Work to be completed
Copy out the listing verbatim from the line containing "List all visible" through the line containing "361, 252, 389]", both of those lines included, and leave out the pictures.

Provided information
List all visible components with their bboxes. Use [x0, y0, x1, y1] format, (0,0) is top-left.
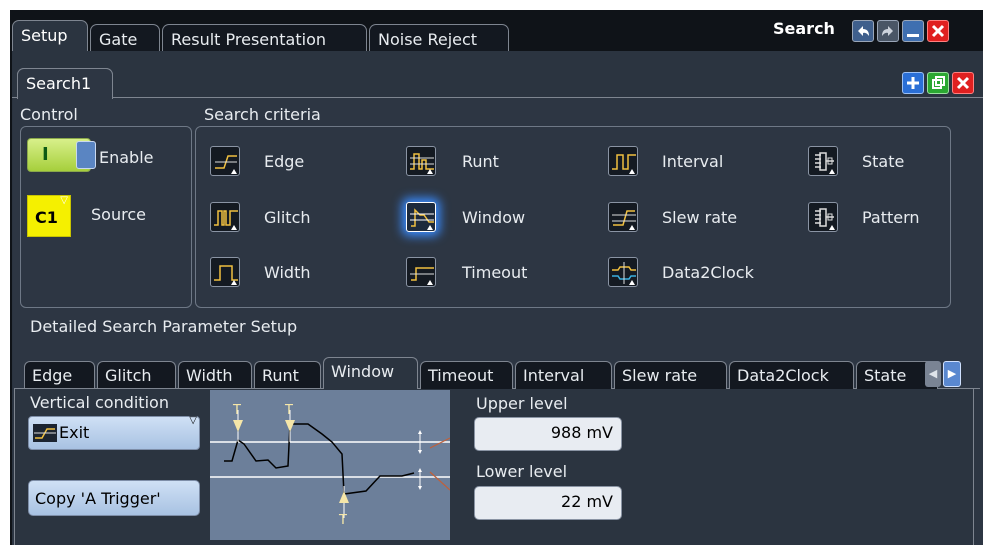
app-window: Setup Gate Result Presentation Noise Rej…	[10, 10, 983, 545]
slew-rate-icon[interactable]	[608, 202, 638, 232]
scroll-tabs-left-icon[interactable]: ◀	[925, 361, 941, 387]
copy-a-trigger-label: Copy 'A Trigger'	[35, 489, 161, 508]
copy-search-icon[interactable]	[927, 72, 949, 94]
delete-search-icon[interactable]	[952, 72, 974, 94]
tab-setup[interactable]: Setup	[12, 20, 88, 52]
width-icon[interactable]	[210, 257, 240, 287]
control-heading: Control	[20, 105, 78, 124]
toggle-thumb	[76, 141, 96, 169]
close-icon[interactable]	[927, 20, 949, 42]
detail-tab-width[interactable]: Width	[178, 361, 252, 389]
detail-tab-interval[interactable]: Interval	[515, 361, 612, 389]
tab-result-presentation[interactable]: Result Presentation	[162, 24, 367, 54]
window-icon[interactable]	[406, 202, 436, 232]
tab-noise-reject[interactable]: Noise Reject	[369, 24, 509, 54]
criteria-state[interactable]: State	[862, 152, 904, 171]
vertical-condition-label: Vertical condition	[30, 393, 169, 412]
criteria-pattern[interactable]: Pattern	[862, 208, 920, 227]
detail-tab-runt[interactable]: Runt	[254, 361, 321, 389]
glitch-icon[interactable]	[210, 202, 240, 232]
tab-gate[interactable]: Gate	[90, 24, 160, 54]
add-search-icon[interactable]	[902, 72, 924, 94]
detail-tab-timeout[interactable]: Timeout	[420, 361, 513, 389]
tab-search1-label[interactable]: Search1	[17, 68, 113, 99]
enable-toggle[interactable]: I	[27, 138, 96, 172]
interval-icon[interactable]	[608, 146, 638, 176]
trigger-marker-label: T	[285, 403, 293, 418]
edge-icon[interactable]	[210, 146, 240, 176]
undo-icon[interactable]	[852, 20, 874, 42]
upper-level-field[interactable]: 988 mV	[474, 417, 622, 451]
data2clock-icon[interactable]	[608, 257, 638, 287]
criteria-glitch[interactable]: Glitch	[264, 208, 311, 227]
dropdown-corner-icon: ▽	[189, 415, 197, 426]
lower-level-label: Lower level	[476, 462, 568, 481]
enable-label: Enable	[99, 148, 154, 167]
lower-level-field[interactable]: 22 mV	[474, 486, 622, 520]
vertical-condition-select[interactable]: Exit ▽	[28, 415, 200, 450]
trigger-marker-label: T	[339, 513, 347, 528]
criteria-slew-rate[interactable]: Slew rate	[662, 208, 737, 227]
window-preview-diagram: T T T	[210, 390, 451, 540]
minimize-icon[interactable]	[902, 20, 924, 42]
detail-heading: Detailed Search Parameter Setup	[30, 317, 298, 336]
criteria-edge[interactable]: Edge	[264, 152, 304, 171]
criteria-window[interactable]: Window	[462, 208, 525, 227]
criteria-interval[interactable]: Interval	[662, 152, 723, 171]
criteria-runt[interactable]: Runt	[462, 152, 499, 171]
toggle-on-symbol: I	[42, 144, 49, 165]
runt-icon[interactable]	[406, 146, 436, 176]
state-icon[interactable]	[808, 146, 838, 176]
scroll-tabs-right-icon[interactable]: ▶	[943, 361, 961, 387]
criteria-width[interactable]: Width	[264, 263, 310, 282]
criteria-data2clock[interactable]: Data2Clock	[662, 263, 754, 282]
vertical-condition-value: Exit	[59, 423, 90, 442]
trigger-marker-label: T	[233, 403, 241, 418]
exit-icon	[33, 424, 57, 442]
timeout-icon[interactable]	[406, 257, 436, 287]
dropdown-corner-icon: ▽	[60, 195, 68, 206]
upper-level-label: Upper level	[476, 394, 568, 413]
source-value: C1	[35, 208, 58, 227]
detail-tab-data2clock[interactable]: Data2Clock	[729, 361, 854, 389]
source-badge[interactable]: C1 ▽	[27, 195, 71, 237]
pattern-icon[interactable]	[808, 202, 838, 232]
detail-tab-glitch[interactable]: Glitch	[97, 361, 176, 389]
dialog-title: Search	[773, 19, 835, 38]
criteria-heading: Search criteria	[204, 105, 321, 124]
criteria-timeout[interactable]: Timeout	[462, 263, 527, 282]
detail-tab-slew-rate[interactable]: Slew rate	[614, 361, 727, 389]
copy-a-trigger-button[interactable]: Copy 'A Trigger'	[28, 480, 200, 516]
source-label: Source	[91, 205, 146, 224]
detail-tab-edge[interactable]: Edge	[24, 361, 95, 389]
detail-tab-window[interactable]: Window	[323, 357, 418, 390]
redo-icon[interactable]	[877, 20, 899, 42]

...

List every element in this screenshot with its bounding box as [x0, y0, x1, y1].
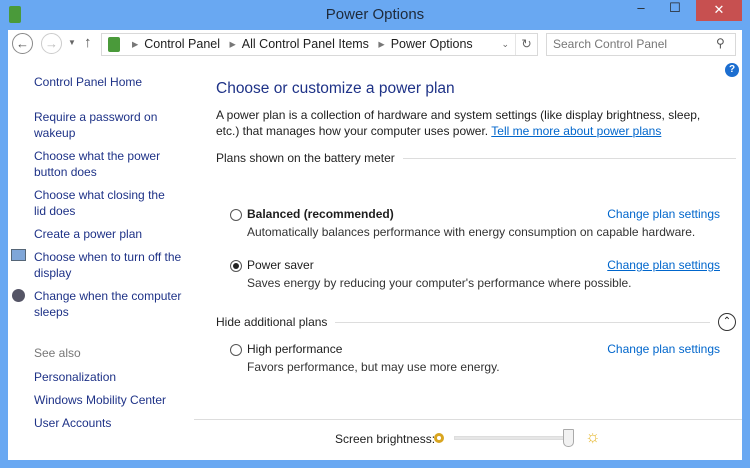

Expected answer
List all visible components with their bboxes. Use [x0, y0, x1, y1] format, (0,0) is top-left.
app-window: Setup Gate Result Presentation Noise Rej…	[10, 10, 983, 545]
slew-rate-icon[interactable]	[608, 202, 638, 232]
scroll-tabs-left-icon[interactable]: ◀	[925, 361, 941, 387]
copy-a-trigger-label: Copy 'A Trigger'	[35, 489, 161, 508]
copy-search-icon[interactable]	[927, 72, 949, 94]
delete-search-icon[interactable]	[952, 72, 974, 94]
tab-setup[interactable]: Setup	[12, 20, 88, 52]
width-icon[interactable]	[210, 257, 240, 287]
control-heading: Control	[20, 105, 78, 124]
toggle-thumb	[76, 141, 96, 169]
close-icon[interactable]	[927, 20, 949, 42]
detail-tab-width[interactable]: Width	[178, 361, 252, 389]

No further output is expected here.